> [What is expected]: In the listing below, pick out lines with "Государственной".

------------------------------------------------------------

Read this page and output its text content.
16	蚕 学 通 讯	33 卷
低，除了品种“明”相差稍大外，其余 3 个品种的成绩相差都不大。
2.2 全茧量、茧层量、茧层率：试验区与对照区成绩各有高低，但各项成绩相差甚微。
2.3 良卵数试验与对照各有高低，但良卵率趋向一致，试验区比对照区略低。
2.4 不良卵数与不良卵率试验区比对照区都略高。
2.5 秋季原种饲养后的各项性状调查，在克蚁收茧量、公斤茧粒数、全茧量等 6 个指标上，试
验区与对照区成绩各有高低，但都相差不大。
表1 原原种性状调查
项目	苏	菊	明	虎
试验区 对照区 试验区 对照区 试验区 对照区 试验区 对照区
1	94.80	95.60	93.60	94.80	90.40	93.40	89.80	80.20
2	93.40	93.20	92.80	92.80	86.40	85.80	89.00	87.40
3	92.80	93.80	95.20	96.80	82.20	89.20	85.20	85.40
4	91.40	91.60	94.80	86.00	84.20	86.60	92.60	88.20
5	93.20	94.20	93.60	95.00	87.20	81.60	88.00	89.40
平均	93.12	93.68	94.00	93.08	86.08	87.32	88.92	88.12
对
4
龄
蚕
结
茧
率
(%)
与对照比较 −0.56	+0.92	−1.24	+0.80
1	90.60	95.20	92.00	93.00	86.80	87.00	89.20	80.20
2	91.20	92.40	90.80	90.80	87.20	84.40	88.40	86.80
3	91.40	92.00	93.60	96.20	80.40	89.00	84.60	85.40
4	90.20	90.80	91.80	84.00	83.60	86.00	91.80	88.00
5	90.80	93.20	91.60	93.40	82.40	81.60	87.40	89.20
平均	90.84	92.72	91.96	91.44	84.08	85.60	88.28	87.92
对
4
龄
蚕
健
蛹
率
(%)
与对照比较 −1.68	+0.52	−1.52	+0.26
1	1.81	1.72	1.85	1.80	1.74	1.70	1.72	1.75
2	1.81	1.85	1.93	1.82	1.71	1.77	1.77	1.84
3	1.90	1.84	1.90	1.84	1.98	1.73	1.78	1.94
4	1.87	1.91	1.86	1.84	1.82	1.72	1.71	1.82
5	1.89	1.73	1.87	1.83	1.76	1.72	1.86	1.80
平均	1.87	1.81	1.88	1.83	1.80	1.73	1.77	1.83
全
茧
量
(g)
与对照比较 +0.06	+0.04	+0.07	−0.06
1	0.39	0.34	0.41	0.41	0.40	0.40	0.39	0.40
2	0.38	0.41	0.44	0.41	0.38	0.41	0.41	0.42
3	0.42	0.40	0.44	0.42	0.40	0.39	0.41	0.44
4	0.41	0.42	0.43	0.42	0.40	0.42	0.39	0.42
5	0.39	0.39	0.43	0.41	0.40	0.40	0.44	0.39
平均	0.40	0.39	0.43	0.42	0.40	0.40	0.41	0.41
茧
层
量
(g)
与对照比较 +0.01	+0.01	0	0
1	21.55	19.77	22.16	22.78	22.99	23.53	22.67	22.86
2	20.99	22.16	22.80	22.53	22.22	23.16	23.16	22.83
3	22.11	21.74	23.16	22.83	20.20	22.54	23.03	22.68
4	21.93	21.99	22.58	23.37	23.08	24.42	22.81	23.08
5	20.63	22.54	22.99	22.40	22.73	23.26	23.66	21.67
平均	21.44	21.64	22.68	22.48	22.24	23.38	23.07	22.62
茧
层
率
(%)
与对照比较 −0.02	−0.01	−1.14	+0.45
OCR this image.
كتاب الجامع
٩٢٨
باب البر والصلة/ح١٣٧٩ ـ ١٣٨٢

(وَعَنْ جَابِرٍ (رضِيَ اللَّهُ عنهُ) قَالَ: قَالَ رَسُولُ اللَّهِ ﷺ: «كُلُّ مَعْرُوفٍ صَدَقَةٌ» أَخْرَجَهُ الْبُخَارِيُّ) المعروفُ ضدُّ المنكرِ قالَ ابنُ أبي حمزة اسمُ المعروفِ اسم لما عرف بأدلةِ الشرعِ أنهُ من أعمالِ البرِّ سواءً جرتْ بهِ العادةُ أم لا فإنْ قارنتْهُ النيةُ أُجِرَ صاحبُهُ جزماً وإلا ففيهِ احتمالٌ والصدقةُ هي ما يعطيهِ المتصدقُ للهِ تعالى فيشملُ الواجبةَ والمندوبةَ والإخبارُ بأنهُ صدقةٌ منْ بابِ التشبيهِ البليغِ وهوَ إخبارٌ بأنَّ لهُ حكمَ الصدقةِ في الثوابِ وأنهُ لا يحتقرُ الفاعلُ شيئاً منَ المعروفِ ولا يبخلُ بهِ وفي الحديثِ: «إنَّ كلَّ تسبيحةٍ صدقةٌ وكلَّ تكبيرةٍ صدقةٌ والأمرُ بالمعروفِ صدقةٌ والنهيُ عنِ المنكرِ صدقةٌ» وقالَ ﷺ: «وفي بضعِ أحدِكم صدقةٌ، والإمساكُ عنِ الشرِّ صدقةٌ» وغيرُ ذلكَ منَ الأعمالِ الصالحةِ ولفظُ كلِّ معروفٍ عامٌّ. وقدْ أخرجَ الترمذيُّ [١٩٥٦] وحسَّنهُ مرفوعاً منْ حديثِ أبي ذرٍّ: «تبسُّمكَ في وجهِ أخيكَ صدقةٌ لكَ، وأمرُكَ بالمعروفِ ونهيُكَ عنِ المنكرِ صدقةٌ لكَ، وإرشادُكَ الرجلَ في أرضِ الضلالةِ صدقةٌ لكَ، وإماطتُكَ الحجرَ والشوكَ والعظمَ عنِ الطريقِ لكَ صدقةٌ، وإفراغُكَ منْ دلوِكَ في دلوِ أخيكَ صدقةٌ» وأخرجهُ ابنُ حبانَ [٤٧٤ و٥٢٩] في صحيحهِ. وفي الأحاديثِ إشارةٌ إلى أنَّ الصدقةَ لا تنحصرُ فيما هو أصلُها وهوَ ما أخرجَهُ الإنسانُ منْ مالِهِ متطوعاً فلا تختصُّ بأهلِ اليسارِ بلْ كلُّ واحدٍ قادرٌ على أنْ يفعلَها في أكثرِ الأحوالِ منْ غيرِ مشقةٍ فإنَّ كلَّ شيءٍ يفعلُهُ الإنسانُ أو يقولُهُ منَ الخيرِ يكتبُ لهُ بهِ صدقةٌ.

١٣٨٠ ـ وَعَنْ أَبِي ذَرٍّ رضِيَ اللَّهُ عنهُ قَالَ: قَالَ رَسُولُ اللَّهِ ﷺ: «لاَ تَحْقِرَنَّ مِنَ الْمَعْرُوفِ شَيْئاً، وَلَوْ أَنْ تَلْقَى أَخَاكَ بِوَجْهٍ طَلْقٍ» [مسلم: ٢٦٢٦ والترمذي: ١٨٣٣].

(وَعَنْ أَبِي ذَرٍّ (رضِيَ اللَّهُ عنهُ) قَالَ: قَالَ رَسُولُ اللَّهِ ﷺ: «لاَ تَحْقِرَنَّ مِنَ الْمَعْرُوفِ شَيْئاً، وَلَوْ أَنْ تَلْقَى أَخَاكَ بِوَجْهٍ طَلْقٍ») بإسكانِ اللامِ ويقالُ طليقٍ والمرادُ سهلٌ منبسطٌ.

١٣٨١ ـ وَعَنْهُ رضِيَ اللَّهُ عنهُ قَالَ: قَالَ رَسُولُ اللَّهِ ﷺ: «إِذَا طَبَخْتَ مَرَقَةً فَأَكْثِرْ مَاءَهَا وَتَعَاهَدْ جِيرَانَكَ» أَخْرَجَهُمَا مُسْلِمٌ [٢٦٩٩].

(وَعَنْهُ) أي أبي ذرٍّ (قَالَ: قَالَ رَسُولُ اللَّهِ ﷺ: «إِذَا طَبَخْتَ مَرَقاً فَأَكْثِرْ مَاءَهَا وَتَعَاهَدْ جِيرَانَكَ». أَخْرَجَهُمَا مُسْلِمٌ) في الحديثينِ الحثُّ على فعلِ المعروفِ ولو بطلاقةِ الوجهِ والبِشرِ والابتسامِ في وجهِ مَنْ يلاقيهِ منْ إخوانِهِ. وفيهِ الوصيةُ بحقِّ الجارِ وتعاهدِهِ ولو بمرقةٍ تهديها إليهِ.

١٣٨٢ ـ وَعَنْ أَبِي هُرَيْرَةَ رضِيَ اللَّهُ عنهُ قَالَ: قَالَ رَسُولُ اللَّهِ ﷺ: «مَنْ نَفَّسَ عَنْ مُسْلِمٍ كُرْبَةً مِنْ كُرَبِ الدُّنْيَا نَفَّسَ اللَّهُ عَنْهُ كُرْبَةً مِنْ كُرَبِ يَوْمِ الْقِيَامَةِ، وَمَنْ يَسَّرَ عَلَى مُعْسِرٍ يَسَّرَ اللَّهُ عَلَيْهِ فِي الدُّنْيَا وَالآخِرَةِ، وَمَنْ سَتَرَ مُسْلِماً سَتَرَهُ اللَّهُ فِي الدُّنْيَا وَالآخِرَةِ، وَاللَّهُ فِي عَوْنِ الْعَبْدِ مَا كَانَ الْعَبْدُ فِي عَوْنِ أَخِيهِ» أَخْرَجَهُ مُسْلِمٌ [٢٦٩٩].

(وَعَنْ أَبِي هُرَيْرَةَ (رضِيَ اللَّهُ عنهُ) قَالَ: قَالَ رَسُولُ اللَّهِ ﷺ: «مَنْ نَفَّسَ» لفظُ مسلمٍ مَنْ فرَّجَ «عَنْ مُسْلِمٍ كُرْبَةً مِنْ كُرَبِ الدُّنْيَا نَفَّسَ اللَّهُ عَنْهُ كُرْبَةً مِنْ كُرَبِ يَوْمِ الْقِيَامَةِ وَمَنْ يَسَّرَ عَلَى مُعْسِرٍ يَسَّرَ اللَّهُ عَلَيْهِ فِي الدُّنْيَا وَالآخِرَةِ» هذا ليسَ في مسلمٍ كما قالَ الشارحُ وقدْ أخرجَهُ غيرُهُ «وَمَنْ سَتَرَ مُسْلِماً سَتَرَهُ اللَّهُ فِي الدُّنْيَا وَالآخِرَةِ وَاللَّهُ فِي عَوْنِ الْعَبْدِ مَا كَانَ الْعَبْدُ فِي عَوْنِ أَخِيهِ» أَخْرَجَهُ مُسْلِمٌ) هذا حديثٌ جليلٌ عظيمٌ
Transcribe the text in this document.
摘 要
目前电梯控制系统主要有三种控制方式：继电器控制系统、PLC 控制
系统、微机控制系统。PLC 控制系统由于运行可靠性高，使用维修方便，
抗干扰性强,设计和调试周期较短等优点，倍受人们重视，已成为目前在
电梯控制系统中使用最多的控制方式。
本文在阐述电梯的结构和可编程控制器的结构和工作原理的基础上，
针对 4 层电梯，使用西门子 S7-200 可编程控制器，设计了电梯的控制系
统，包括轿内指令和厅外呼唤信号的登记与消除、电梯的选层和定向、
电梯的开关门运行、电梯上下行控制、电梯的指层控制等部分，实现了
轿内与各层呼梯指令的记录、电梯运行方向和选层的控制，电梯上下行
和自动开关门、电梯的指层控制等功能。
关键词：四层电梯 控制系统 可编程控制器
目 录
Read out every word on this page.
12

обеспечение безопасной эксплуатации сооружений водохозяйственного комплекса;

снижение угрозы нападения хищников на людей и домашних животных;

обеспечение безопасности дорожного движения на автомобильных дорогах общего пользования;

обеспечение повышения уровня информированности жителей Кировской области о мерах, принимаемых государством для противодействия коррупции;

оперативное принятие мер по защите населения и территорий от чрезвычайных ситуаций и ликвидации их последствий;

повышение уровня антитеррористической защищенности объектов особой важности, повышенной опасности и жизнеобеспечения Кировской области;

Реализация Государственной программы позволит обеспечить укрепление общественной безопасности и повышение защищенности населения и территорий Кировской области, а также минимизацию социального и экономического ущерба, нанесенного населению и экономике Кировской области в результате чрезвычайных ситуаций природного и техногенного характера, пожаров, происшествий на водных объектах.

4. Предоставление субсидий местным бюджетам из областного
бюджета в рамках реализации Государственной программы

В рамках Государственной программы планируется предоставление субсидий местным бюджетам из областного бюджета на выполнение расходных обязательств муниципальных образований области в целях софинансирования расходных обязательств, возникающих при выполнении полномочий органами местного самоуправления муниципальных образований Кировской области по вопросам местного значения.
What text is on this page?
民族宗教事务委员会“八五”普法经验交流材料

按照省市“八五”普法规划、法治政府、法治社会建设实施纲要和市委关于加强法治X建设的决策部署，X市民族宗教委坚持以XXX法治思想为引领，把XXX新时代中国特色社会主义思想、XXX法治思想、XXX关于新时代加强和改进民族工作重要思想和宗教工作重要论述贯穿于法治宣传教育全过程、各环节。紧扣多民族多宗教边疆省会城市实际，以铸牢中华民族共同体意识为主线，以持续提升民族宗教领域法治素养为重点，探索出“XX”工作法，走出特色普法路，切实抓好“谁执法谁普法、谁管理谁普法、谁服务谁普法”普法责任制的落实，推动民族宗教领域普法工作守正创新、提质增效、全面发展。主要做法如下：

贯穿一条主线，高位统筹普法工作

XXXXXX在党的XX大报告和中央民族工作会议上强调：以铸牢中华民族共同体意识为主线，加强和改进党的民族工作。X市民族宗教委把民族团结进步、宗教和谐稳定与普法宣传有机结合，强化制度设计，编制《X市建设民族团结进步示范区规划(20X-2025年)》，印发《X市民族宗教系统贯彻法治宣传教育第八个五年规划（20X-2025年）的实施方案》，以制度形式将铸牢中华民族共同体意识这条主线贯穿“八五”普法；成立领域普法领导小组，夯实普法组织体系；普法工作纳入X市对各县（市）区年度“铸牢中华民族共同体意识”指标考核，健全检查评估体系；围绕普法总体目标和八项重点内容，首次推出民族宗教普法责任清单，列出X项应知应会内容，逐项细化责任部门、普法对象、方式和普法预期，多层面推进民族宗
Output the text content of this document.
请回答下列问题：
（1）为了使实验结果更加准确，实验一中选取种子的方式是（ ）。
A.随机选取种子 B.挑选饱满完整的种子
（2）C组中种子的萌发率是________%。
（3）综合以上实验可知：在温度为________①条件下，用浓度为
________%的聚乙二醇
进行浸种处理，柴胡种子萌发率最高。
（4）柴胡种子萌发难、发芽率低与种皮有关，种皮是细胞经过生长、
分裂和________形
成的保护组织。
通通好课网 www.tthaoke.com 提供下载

------------------------------------------------------------

> [Written response]:
Реализация Государственной программы позволит обеспечить укрепление общественной безопасности и повышение защищенности населения и территорий Кировской области, а также минимизацию социального и экономического ущерба, нанесенного населению и экономике Кировской области в результате чрезвычайных ситуаций природного и техногенного характера, пожаров, происшествий на водных объектах.
бюджета в рамках реализации Государственной программы
В рамках Государственной программы планируется предоставление субсидий местным бюджетам из областного бюджета на выполнение расходных обязательств муниципальных образований области в целях софинансирования расходных обязательств, возникающих при выполнении полномочий органами местного самоуправления муниципальных образований Кировской области по вопросам местного значения.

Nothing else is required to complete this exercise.